[Stored data]

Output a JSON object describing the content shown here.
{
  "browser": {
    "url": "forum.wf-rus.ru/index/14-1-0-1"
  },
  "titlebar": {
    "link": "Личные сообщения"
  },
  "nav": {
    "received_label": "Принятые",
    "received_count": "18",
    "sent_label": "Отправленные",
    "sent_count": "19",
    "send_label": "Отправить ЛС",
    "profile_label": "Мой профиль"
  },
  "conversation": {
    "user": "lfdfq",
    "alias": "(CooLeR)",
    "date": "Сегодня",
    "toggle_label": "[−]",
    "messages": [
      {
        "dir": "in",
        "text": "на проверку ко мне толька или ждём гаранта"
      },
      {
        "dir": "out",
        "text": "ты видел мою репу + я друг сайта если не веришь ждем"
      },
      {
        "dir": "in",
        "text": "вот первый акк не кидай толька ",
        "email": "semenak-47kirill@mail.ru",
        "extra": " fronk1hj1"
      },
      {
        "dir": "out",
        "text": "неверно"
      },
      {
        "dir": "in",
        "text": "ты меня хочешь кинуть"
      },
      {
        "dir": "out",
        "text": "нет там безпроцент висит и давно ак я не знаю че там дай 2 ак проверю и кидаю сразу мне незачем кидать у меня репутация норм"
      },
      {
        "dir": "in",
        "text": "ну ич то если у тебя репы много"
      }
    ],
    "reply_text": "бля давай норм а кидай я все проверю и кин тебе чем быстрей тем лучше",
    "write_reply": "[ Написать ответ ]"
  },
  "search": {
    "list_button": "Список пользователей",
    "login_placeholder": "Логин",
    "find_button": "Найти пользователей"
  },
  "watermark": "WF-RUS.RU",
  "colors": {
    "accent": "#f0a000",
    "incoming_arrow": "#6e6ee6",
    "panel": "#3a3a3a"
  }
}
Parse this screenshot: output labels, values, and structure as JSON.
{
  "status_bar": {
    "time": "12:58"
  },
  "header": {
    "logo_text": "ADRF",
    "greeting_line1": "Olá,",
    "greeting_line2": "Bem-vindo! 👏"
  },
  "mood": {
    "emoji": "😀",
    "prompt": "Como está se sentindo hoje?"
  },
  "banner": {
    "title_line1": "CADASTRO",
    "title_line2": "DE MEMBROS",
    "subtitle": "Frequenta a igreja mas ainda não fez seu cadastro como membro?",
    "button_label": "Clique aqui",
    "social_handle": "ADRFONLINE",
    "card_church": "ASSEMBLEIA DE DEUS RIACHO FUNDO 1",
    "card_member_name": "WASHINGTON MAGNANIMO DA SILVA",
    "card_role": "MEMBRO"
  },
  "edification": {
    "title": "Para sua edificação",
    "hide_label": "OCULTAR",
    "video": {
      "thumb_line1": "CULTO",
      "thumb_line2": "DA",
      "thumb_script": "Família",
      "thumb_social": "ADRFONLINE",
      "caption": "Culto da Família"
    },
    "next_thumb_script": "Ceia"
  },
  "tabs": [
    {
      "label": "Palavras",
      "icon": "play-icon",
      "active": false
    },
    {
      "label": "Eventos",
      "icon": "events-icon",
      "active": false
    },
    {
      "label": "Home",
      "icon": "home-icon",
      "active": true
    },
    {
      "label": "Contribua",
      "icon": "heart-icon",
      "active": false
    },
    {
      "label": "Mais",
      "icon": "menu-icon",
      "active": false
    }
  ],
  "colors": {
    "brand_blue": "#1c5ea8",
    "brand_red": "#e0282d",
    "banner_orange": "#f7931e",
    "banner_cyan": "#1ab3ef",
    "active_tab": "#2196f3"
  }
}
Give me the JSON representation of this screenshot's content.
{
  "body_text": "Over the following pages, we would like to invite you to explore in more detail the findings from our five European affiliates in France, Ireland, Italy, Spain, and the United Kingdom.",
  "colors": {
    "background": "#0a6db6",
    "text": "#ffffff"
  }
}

REQUIRED WORK: Set down nothing but the lines from the one with "Give me the" through the end of the records, keeping each line exactly as written and including both ends.

ANSWER FOR THE TASK:
Give me the JSON representation of this screenshot's content.
{
  "body_text": "Over the following pages, we would like to invite you to explore in more detail the findings from our five European affiliates in France, Ireland, Italy, Spain, and the United Kingdom.",
  "colors": {
    "background": "#0a6db6",
    "text": "#ffffff"
  }
}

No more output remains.